Transcribe the full listing below exactly.

• [SUPPLIED DATA]:
+ + +

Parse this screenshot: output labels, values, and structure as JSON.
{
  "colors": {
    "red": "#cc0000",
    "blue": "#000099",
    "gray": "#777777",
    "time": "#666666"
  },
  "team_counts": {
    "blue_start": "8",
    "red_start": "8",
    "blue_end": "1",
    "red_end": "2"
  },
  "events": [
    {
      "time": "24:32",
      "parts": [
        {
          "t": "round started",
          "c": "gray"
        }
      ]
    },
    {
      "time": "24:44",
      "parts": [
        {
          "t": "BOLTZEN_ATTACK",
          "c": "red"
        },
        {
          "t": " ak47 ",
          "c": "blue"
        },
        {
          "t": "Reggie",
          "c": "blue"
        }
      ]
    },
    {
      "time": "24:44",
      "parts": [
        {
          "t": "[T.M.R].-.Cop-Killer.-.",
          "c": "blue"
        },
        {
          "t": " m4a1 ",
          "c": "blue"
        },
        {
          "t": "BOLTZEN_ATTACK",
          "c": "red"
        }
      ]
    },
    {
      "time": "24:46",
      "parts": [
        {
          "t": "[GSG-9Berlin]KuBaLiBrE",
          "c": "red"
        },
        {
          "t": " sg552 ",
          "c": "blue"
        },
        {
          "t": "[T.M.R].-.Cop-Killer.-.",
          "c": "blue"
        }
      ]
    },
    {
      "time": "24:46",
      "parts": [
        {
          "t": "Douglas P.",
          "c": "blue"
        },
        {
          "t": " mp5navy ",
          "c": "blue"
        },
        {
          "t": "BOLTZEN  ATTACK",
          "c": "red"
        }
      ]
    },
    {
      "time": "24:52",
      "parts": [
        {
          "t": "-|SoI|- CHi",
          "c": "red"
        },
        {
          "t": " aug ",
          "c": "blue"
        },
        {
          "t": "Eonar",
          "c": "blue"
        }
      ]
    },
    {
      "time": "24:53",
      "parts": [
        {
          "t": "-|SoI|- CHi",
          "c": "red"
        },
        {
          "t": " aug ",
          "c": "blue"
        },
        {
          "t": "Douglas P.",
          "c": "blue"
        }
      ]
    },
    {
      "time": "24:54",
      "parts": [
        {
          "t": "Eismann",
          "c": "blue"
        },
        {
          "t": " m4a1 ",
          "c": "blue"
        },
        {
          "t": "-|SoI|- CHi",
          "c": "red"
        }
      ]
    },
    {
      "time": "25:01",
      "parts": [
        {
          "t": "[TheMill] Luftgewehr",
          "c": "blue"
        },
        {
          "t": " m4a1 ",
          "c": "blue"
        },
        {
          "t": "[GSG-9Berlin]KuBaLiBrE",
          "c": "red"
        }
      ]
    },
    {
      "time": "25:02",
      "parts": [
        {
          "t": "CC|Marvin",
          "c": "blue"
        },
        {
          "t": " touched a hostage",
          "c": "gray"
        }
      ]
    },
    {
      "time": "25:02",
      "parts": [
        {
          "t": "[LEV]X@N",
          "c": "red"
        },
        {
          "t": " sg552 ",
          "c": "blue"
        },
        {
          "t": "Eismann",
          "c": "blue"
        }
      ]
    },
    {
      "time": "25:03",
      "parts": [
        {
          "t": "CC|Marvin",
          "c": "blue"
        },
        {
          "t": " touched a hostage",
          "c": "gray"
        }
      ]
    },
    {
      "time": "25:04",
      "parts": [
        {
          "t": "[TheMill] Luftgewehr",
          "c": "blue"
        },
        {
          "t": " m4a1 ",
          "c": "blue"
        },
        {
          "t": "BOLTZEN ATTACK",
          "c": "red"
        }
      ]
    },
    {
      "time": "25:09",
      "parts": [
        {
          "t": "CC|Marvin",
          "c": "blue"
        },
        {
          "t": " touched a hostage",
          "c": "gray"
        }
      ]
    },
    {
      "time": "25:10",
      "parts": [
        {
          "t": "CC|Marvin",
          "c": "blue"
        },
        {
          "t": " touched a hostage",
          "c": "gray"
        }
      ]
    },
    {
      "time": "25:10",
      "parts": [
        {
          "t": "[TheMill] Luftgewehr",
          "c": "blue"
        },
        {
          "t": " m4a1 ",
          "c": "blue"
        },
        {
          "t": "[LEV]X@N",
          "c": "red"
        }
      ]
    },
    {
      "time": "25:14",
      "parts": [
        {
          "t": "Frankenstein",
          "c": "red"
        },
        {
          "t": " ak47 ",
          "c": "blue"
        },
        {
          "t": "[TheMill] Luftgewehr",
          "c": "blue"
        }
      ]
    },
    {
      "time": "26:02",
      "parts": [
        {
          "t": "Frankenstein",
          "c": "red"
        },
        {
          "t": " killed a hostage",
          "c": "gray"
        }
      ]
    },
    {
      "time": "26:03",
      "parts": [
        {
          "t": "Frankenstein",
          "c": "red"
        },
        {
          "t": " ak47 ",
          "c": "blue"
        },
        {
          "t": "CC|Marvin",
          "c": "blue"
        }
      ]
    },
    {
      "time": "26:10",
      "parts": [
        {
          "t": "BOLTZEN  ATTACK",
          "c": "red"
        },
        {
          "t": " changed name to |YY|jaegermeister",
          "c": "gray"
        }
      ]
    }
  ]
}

+ + +

• [EXERCISE SOLUTION]:
Parse this screenshot: output labels, values, and structure as JSON.
{
  "colors": {
    "red": "#cc0000",
    "blue": "#000099",
    "gray": "#777777",
    "time": "#666666"
  },
  "team_counts": {
    "blue_start": "8",
    "red_start": "8",
    "blue_end": "1",
    "red_end": "2"
  },
  "events": [
    {
      "time": "24:32",
      "parts": [
        {
          "t": "round started",
          "c": "gray"
        }
      ]
    },
    {
      "time": "24:44",
      "parts": [
        {
          "t": "BOLTZEN_ATTACK",
          "c": "red"
        },
        {
          "t": " ak47 ",
          "c": "blue"
        },
        {
          "t": "Reggie",
          "c": "blue"
        }
      ]
    },
    {
      "time": "24:44",
      "parts": [
        {
          "t": "[T.M.R].-.Cop-Killer.-.",
          "c": "blue"
        },
        {
          "t": " m4a1 ",
          "c": "blue"
        },
        {
          "t": "BOLTZEN_ATTACK",
          "c": "red"
        }
      ]
    },
    {
      "time": "24:46",
      "parts": [
        {
          "t": "[GSG-9Berlin]KuBaLiBrE",
          "c": "red"
        },
        {
          "t": " sg552 ",
          "c": "blue"
        },
        {
          "t": "[T.M.R].-.Cop-Killer.-.",
          "c": "blue"
        }
      ]
    },
    {
      "time": "24:46",
      "parts": [
        {
          "t": "Douglas P.",
          "c": "blue"
        },
        {
          "t": " mp5navy ",
          "c": "blue"
        },
        {
          "t": "BOLTZEN  ATTACK",
          "c": "red"
        }
      ]
    },
    {
      "time": "24:52",
      "parts": [
        {
          "t": "-|SoI|- CHi",
          "c": "red"
        },
        {
          "t": " aug ",
          "c": "blue"
        },
        {
          "t": "Eonar",
          "c": "blue"
        }
      ]
    },
    {
      "time": "24:53",
      "parts": [
        {
          "t": "-|SoI|- CHi",
          "c": "red"
        },
        {
          "t": " aug ",
          "c": "blue"
        },
        {
          "t": "Douglas P.",
          "c": "blue"
        }
      ]
    },
    {
      "time": "24:54",
      "parts": [
        {
          "t": "Eismann",
          "c": "blue"
        },
        {
          "t": " m4a1 ",
          "c": "blue"
        },
        {
          "t": "-|SoI|- CHi",
          "c": "red"
        }
      ]
    },
    {
      "time": "25:01",
      "parts": [
        {
          "t": "[TheMill] Luftgewehr",
          "c": "blue"
        },
        {
          "t": " m4a1 ",
          "c": "blue"
        },
        {
          "t": "[GSG-9Berlin]KuBaLiBrE",
          "c": "red"
        }
      ]
    },
    {
      "time": "25:02",
      "parts": [
        {
          "t": "CC|Marvin",
          "c": "blue"
        },
        {
          "t": " touched a hostage",
          "c": "gray"
        }
      ]
    },
    {
      "time": "25:02",
      "parts": [
        {
          "t": "[LEV]X@N",
          "c": "red"
        },
        {
          "t": " sg552 ",
          "c": "blue"
        },
        {
          "t": "Eismann",
          "c": "blue"
        }
      ]
    },
    {
      "time": "25:03",
      "parts": [
        {
          "t": "CC|Marvin",
          "c": "blue"
        },
        {
          "t": " touched a hostage",
          "c": "gray"
        }
      ]
    },
    {
      "time": "25:04",
      "parts": [
        {
          "t": "[TheMill] Luftgewehr",
          "c": "blue"
        },
        {
          "t": " m4a1 ",
          "c": "blue"
        },
        {
          "t": "BOLTZEN ATTACK",
          "c": "red"
        }
      ]
    },
    {
      "time": "25:09",
      "parts": [
        {
          "t": "CC|Marvin",
          "c": "blue"
        },
        {
          "t": " touched a hostage",
          "c": "gray"
        }
      ]
    },
    {
      "time": "25:10",
      "parts": [
        {
          "t": "CC|Marvin",
          "c": "blue"
        },
        {
          "t": " touched a hostage",
          "c": "gray"
        }
      ]
    },
    {
      "time": "25:10",
      "parts": [
        {
          "t": "[TheMill] Luftgewehr",
          "c": "blue"
        },
        {
          "t": " m4a1 ",
          "c": "blue"
        },
        {
          "t": "[LEV]X@N",
          "c": "red"
        }
      ]
    },
    {
      "time": "25:14",
      "parts": [
        {
          "t": "Frankenstein",
          "c": "red"
        },
        {
          "t": " ak47 ",
          "c": "blue"
        },
        {
          "t": "[TheMill] Luftgewehr",
          "c": "blue"
        }
      ]
    },
    {
      "time": "26:02",
      "parts": [
        {
          "t": "Frankenstein",
          "c": "red"
        },
        {
          "t": " killed a hostage",
          "c": "gray"
        }
      ]
    },
    {
      "time": "26:03",
      "parts": [
        {
          "t": "Frankenstein",
          "c": "red"
        },
        {
          "t": " ak47 ",
          "c": "blue"
        },
        {
          "t": "CC|Marvin",
          "c": "blue"
        }
      ]
    },
    {
      "time": "26:10",
      "parts": [
        {
          "t": "BOLTZEN  ATTACK",
          "c": "red"
        },
        {
          "t": " changed name to |YY|jaegermeister",
          "c": "gray"
        }
      ]
    }
  ]
}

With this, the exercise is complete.